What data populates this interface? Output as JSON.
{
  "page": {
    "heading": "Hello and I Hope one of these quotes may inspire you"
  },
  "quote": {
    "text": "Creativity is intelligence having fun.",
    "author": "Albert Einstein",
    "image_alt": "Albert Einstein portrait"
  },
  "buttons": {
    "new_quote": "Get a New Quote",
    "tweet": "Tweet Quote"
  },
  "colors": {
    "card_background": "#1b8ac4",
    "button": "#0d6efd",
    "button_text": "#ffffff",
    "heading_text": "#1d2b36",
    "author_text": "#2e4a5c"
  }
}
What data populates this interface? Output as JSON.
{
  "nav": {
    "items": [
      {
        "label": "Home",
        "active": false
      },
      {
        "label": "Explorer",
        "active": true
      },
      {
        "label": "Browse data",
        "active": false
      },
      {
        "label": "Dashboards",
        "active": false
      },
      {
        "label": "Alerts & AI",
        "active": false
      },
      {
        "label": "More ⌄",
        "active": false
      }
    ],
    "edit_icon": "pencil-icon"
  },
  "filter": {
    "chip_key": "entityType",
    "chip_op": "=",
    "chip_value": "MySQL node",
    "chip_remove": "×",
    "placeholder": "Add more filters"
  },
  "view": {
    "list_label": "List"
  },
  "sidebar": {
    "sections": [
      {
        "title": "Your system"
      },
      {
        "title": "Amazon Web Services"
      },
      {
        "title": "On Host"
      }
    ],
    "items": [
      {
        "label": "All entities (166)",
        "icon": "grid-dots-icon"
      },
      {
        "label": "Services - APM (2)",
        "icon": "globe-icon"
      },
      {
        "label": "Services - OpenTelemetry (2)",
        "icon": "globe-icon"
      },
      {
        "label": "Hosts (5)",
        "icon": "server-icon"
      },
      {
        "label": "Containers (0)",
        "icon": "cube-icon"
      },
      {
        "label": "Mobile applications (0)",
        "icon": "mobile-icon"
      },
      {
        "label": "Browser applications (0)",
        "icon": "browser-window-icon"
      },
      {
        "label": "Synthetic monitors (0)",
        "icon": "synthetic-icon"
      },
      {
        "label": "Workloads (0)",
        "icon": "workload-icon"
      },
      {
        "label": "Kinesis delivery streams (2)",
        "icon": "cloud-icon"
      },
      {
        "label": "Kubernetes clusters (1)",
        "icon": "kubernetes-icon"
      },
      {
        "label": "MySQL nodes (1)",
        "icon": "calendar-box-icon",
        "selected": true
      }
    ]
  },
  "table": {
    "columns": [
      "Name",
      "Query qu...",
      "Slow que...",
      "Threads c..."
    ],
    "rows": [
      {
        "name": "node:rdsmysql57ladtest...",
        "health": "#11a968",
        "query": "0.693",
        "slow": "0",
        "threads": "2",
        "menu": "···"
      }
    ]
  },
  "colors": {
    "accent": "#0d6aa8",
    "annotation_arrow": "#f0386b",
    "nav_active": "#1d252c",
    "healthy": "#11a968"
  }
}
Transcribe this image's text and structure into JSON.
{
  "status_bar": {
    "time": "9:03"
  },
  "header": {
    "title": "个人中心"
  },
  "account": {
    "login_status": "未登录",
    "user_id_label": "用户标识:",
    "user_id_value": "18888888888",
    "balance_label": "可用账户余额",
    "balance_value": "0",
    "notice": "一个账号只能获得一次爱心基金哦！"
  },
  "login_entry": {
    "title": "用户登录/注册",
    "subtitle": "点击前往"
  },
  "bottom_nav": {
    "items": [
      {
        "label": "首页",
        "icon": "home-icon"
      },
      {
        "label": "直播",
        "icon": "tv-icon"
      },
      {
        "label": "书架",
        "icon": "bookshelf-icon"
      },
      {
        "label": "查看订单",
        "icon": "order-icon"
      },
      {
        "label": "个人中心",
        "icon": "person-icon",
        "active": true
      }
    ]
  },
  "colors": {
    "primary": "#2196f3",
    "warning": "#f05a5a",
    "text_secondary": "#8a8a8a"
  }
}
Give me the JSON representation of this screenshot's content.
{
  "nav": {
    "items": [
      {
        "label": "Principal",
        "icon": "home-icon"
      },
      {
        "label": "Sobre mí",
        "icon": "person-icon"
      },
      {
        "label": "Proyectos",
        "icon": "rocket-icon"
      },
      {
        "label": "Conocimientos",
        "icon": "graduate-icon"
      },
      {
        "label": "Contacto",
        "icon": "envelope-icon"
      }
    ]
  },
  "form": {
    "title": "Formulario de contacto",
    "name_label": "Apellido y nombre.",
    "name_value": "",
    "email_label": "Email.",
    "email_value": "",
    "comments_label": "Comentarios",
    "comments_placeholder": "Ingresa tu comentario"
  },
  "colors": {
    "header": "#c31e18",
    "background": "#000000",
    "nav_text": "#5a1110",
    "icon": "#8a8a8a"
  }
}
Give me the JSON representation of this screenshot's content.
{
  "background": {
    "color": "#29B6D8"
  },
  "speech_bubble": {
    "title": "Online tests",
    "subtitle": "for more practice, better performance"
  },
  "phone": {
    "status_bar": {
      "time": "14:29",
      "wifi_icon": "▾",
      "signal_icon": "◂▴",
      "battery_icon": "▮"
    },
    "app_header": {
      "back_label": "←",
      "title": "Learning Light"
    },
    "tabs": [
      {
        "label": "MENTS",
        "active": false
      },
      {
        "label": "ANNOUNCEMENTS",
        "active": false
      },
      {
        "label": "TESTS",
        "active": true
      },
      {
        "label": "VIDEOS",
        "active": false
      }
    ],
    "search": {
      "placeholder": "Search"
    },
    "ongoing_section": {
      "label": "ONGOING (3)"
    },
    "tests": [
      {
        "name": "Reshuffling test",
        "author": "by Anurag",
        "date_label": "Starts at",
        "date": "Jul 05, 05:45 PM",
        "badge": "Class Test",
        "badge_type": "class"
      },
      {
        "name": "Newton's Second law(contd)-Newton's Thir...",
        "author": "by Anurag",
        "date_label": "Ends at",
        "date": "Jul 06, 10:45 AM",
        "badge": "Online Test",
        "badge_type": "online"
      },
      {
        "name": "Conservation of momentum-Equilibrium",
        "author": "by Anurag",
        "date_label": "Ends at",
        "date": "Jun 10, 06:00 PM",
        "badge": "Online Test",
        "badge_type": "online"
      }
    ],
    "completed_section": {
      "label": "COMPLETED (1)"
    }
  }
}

## Exercise description
Quote the data above in full, changing nothing.

## Answer to the exercise
What data populates this interface? Output as JSON.
{
  "page": {
    "heading": "Hello and I Hope one of these quotes may inspire you"
  },
  "quote": {
    "text": "Creativity is intelligence having fun.",
    "author": "Albert Einstein",
    "image_alt": "Albert Einstein portrait"
  },
  "buttons": {
    "new_quote": "Get a New Quote",
    "tweet": "Tweet Quote"
  },
  "colors": {
    "card_background": "#1b8ac4",
    "button": "#0d6efd",
    "button_text": "#ffffff",
    "heading_text": "#1d2b36",
    "author_text": "#2e4a5c"
  }
}
What data populates this interface? Output as JSON.
{
  "nav": {
    "items": [
      {
        "label": "Home",
        "active": false
      },
      {
        "label": "Explorer",
        "active": true
      },
      {
        "label": "Browse data",
        "active": false
      },
      {
        "label": "Dashboards",
        "active": false
      },
      {
        "label": "Alerts & AI",
        "active": false
      },
      {
        "label": "More ⌄",
        "active": false
      }
    ],
    "edit_icon": "pencil-icon"
  },
  "filter": {
    "chip_key": "entityType",
    "chip_op": "=",
    "chip_value": "MySQL node",
    "chip_remove": "×",
    "placeholder": "Add more filters"
  },
  "view": {
    "list_label": "List"
  },
  "sidebar": {
    "sections": [
      {
        "title": "Your system"
      },
      {
        "title": "Amazon Web Services"
      },
      {
        "title": "On Host"
      }
    ],
    "items": [
      {
        "label": "All entities (166)",
        "icon": "grid-dots-icon"
      },
      {
        "label": "Services - APM (2)",
        "icon": "globe-icon"
      },
      {
        "label": "Services - OpenTelemetry (2)",
        "icon": "globe-icon"
      },
      {
        "label": "Hosts (5)",
        "icon": "server-icon"
      },
      {
        "label": "Containers (0)",
        "icon": "cube-icon"
      },
      {
        "label": "Mobile applications (0)",
        "icon": "mobile-icon"
      },
      {
        "label": "Browser applications (0)",
        "icon": "browser-window-icon"
      },
      {
        "label": "Synthetic monitors (0)",
        "icon": "synthetic-icon"
      },
      {
        "label": "Workloads (0)",
        "icon": "workload-icon"
      },
      {
        "label": "Kinesis delivery streams (2)",
        "icon": "cloud-icon"
      },
      {
        "label": "Kubernetes clusters (1)",
        "icon": "kubernetes-icon"
      },
      {
        "label": "MySQL nodes (1)",
        "icon": "calendar-box-icon",
        "selected": true
      }
    ]
  },
  "table": {
    "columns": [
      "Name",
      "Query qu...",
      "Slow que...",
      "Threads c..."
    ],
    "rows": [
      {
        "name": "node:rdsmysql57ladtest...",
        "health": "#11a968",
        "query": "0.693",
        "slow": "0",
        "threads": "2",
        "menu": "···"
      }
    ]
  },
  "colors": {
    "accent": "#0d6aa8",
    "annotation_arrow": "#f0386b",
    "nav_active": "#1d252c",
    "healthy": "#11a968"
  }
}
Transcribe this image's text and structure into JSON.
{
  "status_bar": {
    "time": "9:03"
  },
  "header": {
    "title": "个人中心"
  },
  "account": {
    "login_status": "未登录",
    "user_id_label": "用户标识:",
    "user_id_value": "18888888888",
    "balance_label": "可用账户余额",
    "balance_value": "0",
    "notice": "一个账号只能获得一次爱心基金哦！"
  },
  "login_entry": {
    "title": "用户登录/注册",
    "subtitle": "点击前往"
  },
  "bottom_nav": {
    "items": [
      {
        "label": "首页",
        "icon": "home-icon"
      },
      {
        "label": "直播",
        "icon": "tv-icon"
      },
      {
        "label": "书架",
        "icon": "bookshelf-icon"
      },
      {
        "label": "查看订单",
        "icon": "order-icon"
      },
      {
        "label": "个人中心",
        "icon": "person-icon",
        "active": true
      }
    ]
  },
  "colors": {
    "primary": "#2196f3",
    "warning": "#f05a5a",
    "text_secondary": "#8a8a8a"
  }
}
Give me the JSON representation of this screenshot's content.
{
  "nav": {
    "items": [
      {
        "label": "Principal",
        "icon": "home-icon"
      },
      {
        "label": "Sobre mí",
        "icon": "person-icon"
      },
      {
        "label": "Proyectos",
        "icon": "rocket-icon"
      },
      {
        "label": "Conocimientos",
        "icon": "graduate-icon"
      },
      {
        "label": "Contacto",
        "icon": "envelope-icon"
      }
    ]
  },
  "form": {
    "title": "Formulario de contacto",
    "name_label": "Apellido y nombre.",
    "name_value": "",
    "email_label": "Email.",
    "email_value": "",
    "comments_label": "Comentarios",
    "comments_placeholder": "Ingresa tu comentario"
  },
  "colors": {
    "header": "#c31e18",
    "background": "#000000",
    "nav_text": "#5a1110",
    "icon": "#8a8a8a"
  }
}
Give me the JSON representation of this screenshot's content.
{
  "background": {
    "color": "#29B6D8"
  },
  "speech_bubble": {
    "title": "Online tests",
    "subtitle": "for more practice, better performance"
  },
  "phone": {
    "status_bar": {
      "time": "14:29",
      "wifi_icon": "▾",
      "signal_icon": "◂▴",
      "battery_icon": "▮"
    },
    "app_header": {
      "back_label": "←",
      "title": "Learning Light"
    },
    "tabs": [
      {
        "label": "MENTS",
        "active": false
      },
      {
        "label": "ANNOUNCEMENTS",
        "active": false
      },
      {
        "label": "TESTS",
        "active": true
      },
      {
        "label": "VIDEOS",
        "active": false
      }
    ],
    "search": {
      "placeholder": "Search"
    },
    "ongoing_section": {
      "label": "ONGOING (3)"
    },
    "tests": [
      {
        "name": "Reshuffling test",
        "author": "by Anurag",
        "date_label": "Starts at",
        "date": "Jul 05, 05:45 PM",
        "badge": "Class Test",
        "badge_type": "class"
      },
      {
        "name": "Newton's Second law(contd)-Newton's Thir...",
        "author": "by Anurag",
        "date_label": "Ends at",
        "date": "Jul 06, 10:45 AM",
        "badge": "Online Test",
        "badge_type": "online"
      },
      {
        "name": "Conservation of momentum-Equilibrium",
        "author": "by Anurag",
        "date_label": "Ends at",
        "date": "Jun 10, 06:00 PM",
        "badge": "Online Test",
        "badge_type": "online"
      }
    ],
    "completed_section": {
      "label": "COMPLETED (1)"
    }
  }
}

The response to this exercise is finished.